Stated problem: Provide the data again in its entirety, exactly as given.

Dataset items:
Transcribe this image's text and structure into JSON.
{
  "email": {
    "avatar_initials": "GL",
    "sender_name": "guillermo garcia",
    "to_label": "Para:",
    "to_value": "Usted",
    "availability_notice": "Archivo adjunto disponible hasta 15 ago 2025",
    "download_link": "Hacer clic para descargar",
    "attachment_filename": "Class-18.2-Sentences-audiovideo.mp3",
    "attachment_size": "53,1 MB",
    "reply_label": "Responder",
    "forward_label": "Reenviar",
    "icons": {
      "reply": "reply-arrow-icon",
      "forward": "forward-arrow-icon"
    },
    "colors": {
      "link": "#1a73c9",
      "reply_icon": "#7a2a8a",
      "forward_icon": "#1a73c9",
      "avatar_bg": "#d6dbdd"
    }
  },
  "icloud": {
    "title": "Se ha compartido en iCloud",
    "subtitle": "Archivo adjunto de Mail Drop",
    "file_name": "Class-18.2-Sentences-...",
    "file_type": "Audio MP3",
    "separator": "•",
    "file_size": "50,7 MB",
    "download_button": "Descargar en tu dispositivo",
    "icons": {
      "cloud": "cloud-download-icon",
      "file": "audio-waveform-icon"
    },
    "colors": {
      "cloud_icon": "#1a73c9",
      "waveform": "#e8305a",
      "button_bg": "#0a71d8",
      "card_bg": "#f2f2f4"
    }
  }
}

Reply to the exercise:
Transcribe this image's text and structure into JSON.
{
  "email": {
    "avatar_initials": "GL",
    "sender_name": "guillermo garcia",
    "to_label": "Para:",
    "to_value": "Usted",
    "availability_notice": "Archivo adjunto disponible hasta 15 ago 2025",
    "download_link": "Hacer clic para descargar",
    "attachment_filename": "Class-18.2-Sentences-audiovideo.mp3",
    "attachment_size": "53,1 MB",
    "reply_label": "Responder",
    "forward_label": "Reenviar",
    "icons": {
      "reply": "reply-arrow-icon",
      "forward": "forward-arrow-icon"
    },
    "colors": {
      "link": "#1a73c9",
      "reply_icon": "#7a2a8a",
      "forward_icon": "#1a73c9",
      "avatar_bg": "#d6dbdd"
    }
  },
  "icloud": {
    "title": "Se ha compartido en iCloud",
    "subtitle": "Archivo adjunto de Mail Drop",
    "file_name": "Class-18.2-Sentences-...",
    "file_type": "Audio MP3",
    "separator": "•",
    "file_size": "50,7 MB",
    "download_button": "Descargar en tu dispositivo",
    "icons": {
      "cloud": "cloud-download-icon",
      "file": "audio-waveform-icon"
    },
    "colors": {
      "cloud_icon": "#1a73c9",
      "waveform": "#e8305a",
      "button_bg": "#0a71d8",
      "card_bg": "#f2f2f4"
    }
  }
}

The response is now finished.